◆ **What to work on**: Leave out the pictures and copy everything else in the entries exactly.

begin

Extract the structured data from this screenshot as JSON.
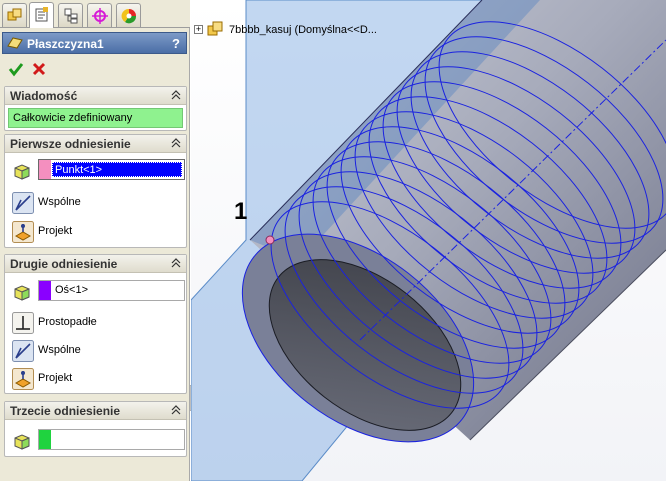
{
  "feature": {
    "title": "Płaszczyzna1",
    "help_label": "?"
  },
  "tabs": [
    {
      "icon": "feature-manager-icon"
    },
    {
      "icon": "property-manager-icon"
    },
    {
      "icon": "configuration-manager-icon"
    },
    {
      "icon": "dimxpert-manager-icon"
    },
    {
      "icon": "display-manager-icon"
    }
  ],
  "message": {
    "header": "Wiadomość",
    "status": "Całkowicie zdefiniowany"
  },
  "first_reference": {
    "header": "Pierwsze odniesienie",
    "selection": "Punkt<1>",
    "swatch_color": "#f48fbf",
    "options": [
      "Wspólne",
      "Projekt"
    ]
  },
  "second_reference": {
    "header": "Drugie odniesienie",
    "selection": "Oś<1>",
    "swatch_color": "#8a00ff",
    "options": [
      "Prostopadłe",
      "Wspólne",
      "Projekt"
    ]
  },
  "third_reference": {
    "header": "Trzecie odniesienie",
    "selection": "",
    "swatch_color": "#1fd33f"
  },
  "tree": {
    "part_label": "7bbbb_kasuj  (Domyślna<<D..."
  },
  "callout": {
    "label": "1"
  },
  "colors": {
    "accent": "#4b6ea6",
    "status_ok": "#8ff28f",
    "edge_blue": "#1a22e0",
    "plane_blue": "#8fb7e6"
  }
}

end

◆ **Solution to this exercise**:
Extract the structured data from this screenshot as JSON.
{
  "feature": {
    "title": "Płaszczyzna1",
    "help_label": "?"
  },
  "tabs": [
    {
      "icon": "feature-manager-icon"
    },
    {
      "icon": "property-manager-icon"
    },
    {
      "icon": "configuration-manager-icon"
    },
    {
      "icon": "dimxpert-manager-icon"
    },
    {
      "icon": "display-manager-icon"
    }
  ],
  "message": {
    "header": "Wiadomość",
    "status": "Całkowicie zdefiniowany"
  },
  "first_reference": {
    "header": "Pierwsze odniesienie",
    "selection": "Punkt<1>",
    "swatch_color": "#f48fbf",
    "options": [
      "Wspólne",
      "Projekt"
    ]
  },
  "second_reference": {
    "header": "Drugie odniesienie",
    "selection": "Oś<1>",
    "swatch_color": "#8a00ff",
    "options": [
      "Prostopadłe",
      "Wspólne",
      "Projekt"
    ]
  },
  "third_reference": {
    "header": "Trzecie odniesienie",
    "selection": "",
    "swatch_color": "#1fd33f"
  },
  "tree": {
    "part_label": "7bbbb_kasuj  (Domyślna<<D..."
  },
  "callout": {
    "label": "1"
  },
  "colors": {
    "accent": "#4b6ea6",
    "status_ok": "#8ff28f",
    "edge_blue": "#1a22e0",
    "plane_blue": "#8fb7e6"
  }
}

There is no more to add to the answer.